- _Data entries_
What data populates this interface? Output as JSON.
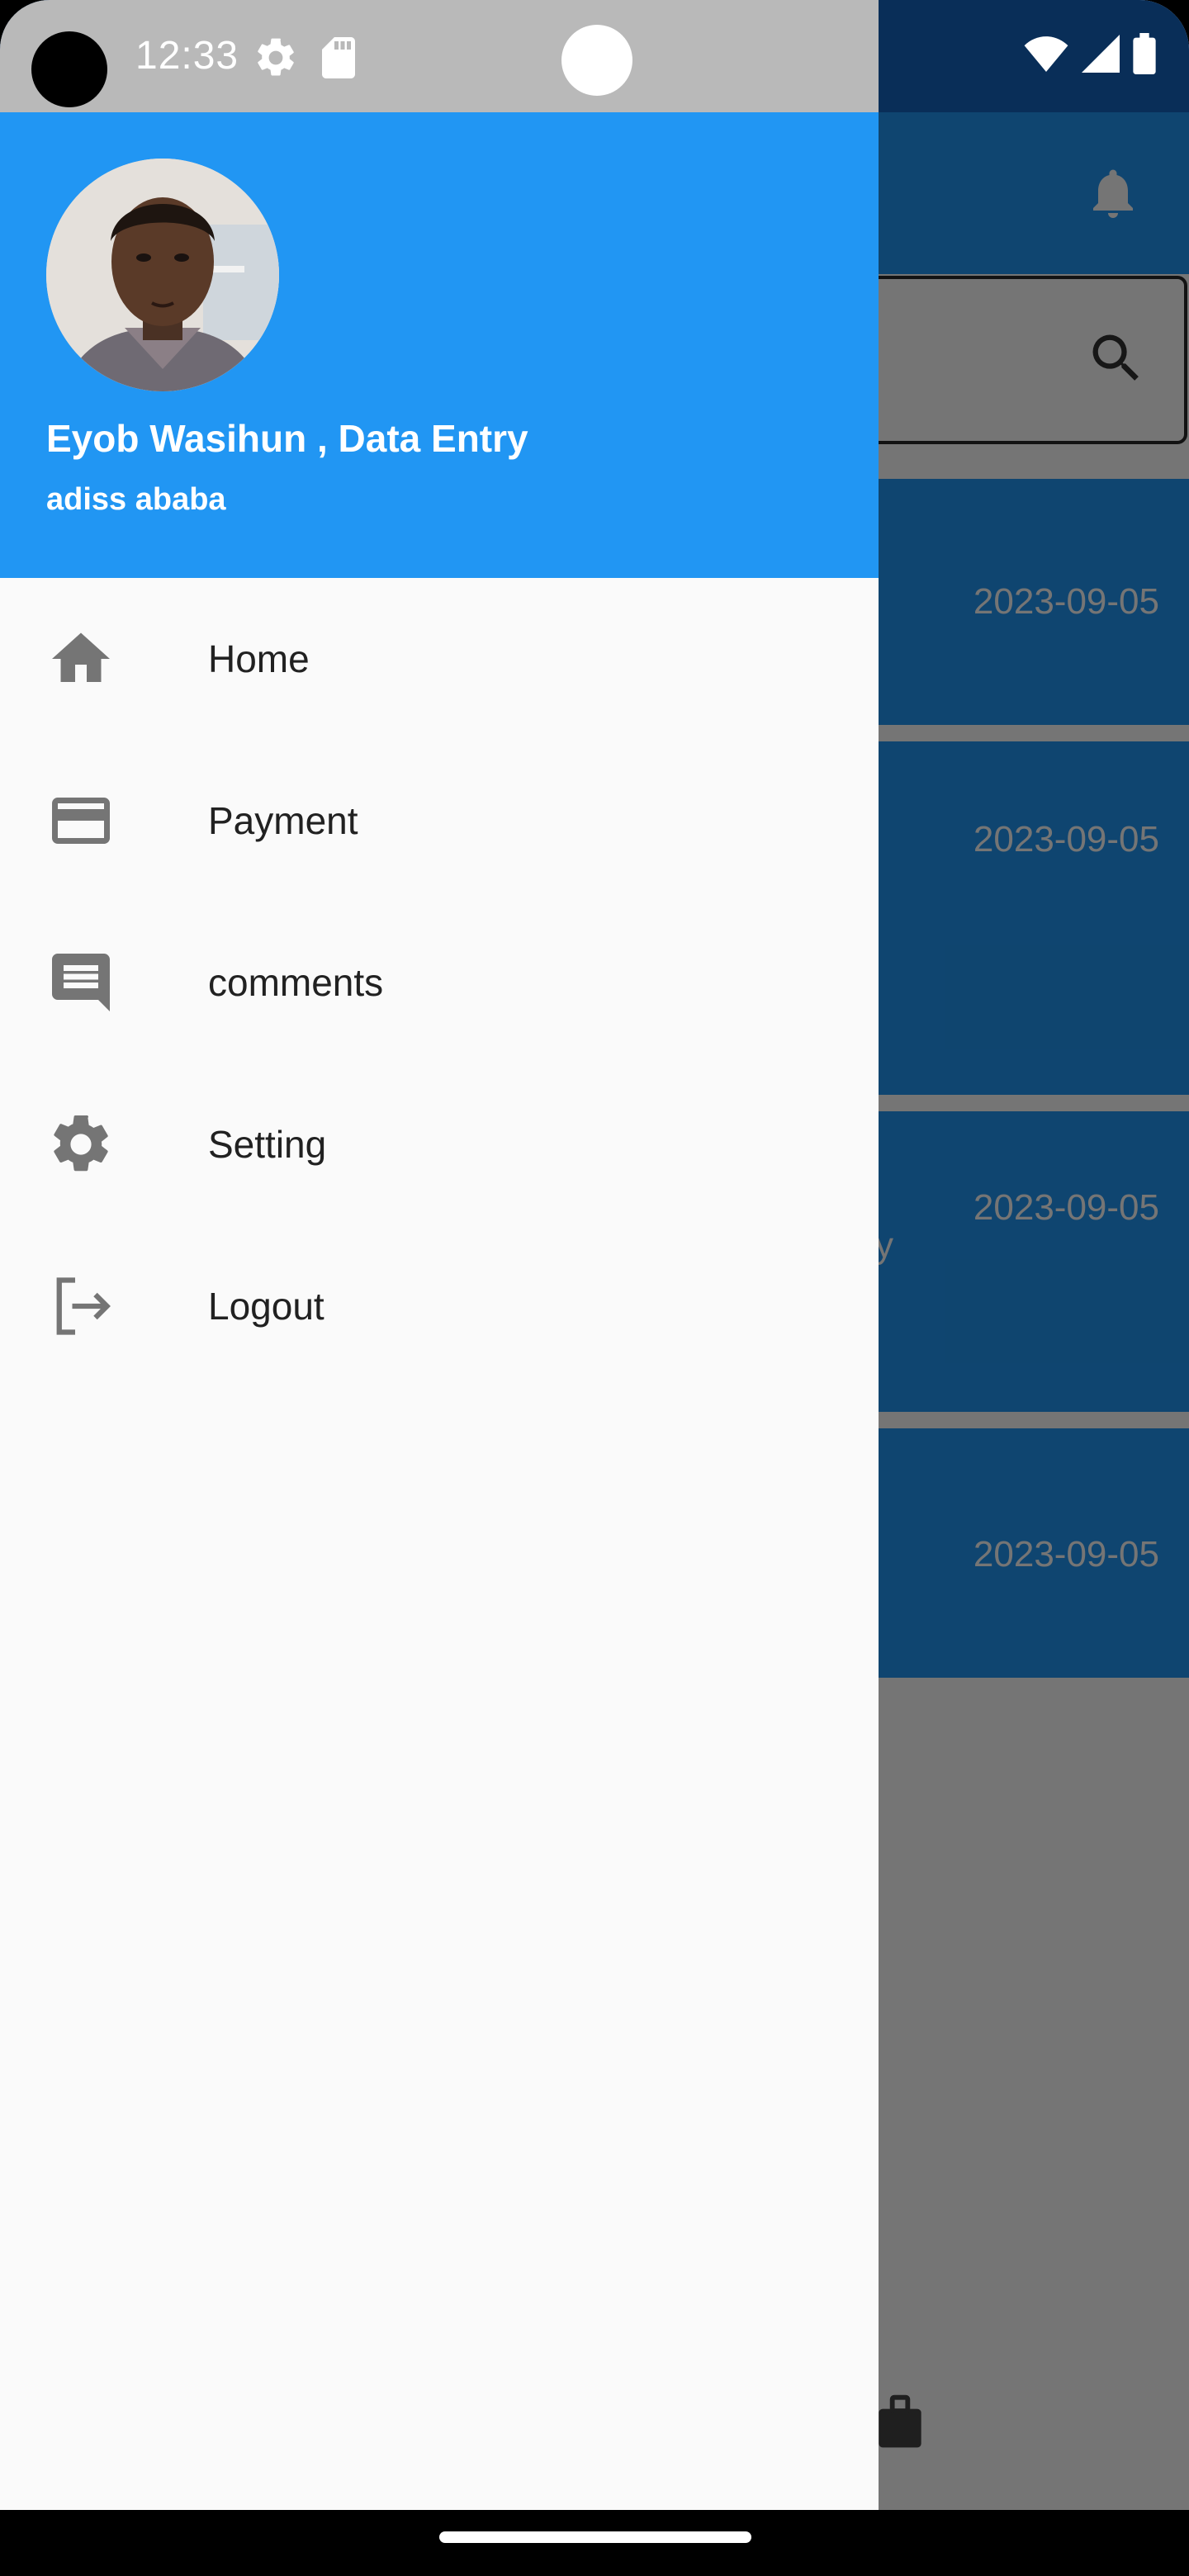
{
  "status_bar": {
    "time": "12:33"
  },
  "drawer": {
    "user_name": "Eyob Wasihun , Data Entry",
    "user_city": "adiss ababa",
    "menu": [
      {
        "label": "Home",
        "icon": "home-icon"
      },
      {
        "label": "Payment",
        "icon": "credit-card-icon"
      },
      {
        "label": "comments",
        "icon": "comment-icon"
      },
      {
        "label": "Setting",
        "icon": "gear-icon"
      },
      {
        "label": "Logout",
        "icon": "logout-icon"
      }
    ]
  },
  "background": {
    "cards": [
      {
        "date": "2023-09-05"
      },
      {
        "date": "2023-09-05"
      },
      {
        "date": "2023-09-05",
        "fragment": "y"
      },
      {
        "date": "2023-09-05"
      }
    ]
  },
  "colors": {
    "drawer_header": "#2196f3",
    "drawer_body": "#fafafa",
    "menu_icon": "#757575",
    "menu_text": "#212121"
  }
}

- _What is expected_
Give an exact reproduction of every line, leaving out any picture.

- _Response to this task_
What data populates this interface? Output as JSON.
{
  "status_bar": {
    "time": "12:33"
  },
  "drawer": {
    "user_name": "Eyob Wasihun , Data Entry",
    "user_city": "adiss ababa",
    "menu": [
      {
        "label": "Home",
        "icon": "home-icon"
      },
      {
        "label": "Payment",
        "icon": "credit-card-icon"
      },
      {
        "label": "comments",
        "icon": "comment-icon"
      },
      {
        "label": "Setting",
        "icon": "gear-icon"
      },
      {
        "label": "Logout",
        "icon": "logout-icon"
      }
    ]
  },
  "background": {
    "cards": [
      {
        "date": "2023-09-05"
      },
      {
        "date": "2023-09-05"
      },
      {
        "date": "2023-09-05",
        "fragment": "y"
      },
      {
        "date": "2023-09-05"
      }
    ]
  },
  "colors": {
    "drawer_header": "#2196f3",
    "drawer_body": "#fafafa",
    "menu_icon": "#757575",
    "menu_text": "#212121"
  }
}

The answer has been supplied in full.